▸ **Data items**:
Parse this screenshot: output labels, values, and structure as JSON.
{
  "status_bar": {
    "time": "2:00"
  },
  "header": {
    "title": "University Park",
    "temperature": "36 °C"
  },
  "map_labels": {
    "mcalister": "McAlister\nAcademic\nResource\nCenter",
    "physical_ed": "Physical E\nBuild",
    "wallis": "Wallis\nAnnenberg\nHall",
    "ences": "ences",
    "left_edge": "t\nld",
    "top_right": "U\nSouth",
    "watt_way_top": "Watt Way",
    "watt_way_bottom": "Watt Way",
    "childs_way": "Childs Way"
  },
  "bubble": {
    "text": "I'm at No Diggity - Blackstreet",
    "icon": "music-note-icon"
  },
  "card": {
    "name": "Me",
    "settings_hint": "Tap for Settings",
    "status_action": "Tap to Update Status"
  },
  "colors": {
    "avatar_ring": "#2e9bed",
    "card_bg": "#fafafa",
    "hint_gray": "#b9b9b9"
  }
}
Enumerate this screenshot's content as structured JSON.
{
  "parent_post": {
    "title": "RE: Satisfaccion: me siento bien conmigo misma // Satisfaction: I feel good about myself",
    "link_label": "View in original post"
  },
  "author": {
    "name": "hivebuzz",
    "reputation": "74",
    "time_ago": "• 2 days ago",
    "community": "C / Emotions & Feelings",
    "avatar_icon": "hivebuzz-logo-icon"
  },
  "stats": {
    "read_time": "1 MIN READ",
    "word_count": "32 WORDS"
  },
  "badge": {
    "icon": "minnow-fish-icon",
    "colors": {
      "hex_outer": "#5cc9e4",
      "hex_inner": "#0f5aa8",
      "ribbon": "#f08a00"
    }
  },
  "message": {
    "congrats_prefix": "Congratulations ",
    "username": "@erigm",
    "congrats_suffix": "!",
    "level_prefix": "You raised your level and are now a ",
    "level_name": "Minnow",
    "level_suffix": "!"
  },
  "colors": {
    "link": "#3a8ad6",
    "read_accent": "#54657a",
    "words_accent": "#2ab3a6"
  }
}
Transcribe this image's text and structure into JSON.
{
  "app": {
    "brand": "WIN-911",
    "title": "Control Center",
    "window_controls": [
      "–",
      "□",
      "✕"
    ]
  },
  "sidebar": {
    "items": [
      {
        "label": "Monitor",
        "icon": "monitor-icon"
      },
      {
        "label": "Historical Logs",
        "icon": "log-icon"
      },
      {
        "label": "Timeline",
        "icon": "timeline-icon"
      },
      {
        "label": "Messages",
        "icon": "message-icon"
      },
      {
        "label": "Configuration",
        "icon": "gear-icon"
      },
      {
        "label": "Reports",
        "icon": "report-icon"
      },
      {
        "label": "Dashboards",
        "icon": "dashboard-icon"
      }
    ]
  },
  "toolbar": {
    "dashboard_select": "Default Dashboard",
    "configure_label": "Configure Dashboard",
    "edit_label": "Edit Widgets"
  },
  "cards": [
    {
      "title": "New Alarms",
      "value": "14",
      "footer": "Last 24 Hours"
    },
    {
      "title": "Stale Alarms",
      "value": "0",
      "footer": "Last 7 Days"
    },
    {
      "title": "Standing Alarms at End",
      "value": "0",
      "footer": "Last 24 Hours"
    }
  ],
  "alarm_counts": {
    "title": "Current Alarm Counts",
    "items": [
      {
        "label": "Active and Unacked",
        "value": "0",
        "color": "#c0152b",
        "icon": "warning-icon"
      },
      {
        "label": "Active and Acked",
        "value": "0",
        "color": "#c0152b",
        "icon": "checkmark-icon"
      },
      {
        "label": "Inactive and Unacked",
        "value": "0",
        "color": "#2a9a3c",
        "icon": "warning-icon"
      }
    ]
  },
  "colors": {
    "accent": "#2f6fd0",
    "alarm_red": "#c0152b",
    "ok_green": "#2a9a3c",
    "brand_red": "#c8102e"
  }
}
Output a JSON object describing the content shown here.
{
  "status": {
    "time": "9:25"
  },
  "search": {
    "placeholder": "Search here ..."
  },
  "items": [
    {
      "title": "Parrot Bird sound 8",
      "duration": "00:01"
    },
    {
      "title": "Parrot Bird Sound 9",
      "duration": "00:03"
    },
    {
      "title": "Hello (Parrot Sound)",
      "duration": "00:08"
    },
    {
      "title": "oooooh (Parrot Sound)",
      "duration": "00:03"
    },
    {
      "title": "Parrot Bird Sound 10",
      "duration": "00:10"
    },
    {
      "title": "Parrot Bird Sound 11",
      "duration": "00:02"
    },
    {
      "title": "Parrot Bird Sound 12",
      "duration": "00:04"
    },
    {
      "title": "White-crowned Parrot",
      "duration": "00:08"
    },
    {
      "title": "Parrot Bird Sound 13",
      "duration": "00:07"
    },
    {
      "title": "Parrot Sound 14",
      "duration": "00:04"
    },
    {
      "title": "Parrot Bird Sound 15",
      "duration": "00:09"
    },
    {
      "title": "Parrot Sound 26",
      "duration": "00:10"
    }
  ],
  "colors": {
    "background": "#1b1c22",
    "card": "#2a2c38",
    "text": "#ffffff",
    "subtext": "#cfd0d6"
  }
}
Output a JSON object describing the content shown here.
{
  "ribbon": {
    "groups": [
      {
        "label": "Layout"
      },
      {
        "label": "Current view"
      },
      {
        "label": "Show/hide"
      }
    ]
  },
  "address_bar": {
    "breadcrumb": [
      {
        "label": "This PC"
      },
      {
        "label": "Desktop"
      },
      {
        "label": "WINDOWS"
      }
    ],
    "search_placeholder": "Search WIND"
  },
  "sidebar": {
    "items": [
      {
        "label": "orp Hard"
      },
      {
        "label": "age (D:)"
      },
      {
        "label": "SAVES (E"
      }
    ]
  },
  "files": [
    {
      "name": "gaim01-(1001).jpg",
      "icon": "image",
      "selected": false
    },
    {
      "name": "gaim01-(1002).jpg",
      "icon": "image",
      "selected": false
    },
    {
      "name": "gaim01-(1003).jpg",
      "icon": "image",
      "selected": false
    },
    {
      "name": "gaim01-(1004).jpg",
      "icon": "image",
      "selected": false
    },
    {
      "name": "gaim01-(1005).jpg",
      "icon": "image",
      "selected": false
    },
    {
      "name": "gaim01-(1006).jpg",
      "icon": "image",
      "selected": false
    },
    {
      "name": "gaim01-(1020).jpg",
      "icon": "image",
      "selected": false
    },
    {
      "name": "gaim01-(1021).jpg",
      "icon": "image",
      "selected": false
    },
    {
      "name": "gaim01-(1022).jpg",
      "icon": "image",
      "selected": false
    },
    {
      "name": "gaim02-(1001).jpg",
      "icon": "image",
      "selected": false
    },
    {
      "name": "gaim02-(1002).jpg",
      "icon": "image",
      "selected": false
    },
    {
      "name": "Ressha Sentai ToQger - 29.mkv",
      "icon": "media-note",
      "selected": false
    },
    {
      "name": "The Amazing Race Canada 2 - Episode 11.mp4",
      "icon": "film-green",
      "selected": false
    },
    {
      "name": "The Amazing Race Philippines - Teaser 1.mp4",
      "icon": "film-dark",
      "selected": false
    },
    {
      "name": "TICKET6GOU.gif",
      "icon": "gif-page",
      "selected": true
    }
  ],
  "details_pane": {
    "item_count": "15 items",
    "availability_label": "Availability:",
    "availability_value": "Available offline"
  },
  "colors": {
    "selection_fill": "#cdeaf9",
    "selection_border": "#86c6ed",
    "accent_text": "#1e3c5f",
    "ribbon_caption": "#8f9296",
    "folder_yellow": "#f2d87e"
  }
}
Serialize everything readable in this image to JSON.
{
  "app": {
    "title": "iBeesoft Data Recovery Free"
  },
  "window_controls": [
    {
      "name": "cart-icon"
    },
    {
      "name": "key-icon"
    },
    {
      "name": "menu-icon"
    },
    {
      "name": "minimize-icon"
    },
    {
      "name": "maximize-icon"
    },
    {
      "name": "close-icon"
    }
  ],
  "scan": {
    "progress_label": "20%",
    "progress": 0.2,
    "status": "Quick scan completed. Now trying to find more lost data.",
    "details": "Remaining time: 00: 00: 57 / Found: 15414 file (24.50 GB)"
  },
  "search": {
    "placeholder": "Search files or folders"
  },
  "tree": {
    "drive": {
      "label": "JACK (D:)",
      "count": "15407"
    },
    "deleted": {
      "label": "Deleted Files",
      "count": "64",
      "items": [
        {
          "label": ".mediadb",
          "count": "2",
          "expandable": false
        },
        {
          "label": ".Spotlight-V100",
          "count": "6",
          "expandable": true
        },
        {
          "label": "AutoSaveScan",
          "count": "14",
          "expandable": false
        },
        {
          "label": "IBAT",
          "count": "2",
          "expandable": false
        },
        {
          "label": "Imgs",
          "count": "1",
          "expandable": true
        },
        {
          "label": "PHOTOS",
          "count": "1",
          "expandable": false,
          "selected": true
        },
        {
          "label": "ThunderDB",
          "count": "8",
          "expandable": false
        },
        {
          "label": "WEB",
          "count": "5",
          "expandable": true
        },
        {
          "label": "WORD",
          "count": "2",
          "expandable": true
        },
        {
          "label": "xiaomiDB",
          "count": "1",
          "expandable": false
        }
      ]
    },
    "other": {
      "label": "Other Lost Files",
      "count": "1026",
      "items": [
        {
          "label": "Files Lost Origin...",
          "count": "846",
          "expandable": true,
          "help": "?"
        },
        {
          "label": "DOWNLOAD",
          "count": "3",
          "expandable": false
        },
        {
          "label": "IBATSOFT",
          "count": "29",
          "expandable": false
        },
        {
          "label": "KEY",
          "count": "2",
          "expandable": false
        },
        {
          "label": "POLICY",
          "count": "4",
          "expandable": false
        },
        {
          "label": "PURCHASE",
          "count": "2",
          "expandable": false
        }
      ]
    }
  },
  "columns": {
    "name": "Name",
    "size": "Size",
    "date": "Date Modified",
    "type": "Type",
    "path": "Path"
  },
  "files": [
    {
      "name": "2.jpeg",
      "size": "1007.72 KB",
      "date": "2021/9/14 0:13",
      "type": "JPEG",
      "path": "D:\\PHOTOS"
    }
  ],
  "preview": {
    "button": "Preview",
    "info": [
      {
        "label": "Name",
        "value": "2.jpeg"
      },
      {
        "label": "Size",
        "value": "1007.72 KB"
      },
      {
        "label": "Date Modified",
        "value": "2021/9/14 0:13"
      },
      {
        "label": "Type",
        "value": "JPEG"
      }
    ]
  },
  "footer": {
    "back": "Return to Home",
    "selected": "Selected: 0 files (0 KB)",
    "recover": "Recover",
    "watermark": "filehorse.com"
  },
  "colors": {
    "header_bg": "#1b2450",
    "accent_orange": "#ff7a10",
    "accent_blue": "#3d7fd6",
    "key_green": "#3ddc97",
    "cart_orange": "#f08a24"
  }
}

▸ **To be done**: Each line in the listing above that contains "Bird" should be copied.

▸ **The output**:
      "title": "Parrot Bird sound 8",
      "title": "Parrot Bird Sound 9",
      "title": "Parrot Bird Sound 10",
      "title": "Parrot Bird Sound 11",
      "title": "Parrot Bird Sound 12",
      "title": "Parrot Bird Sound 13",
      "title": "Parrot Bird Sound 15",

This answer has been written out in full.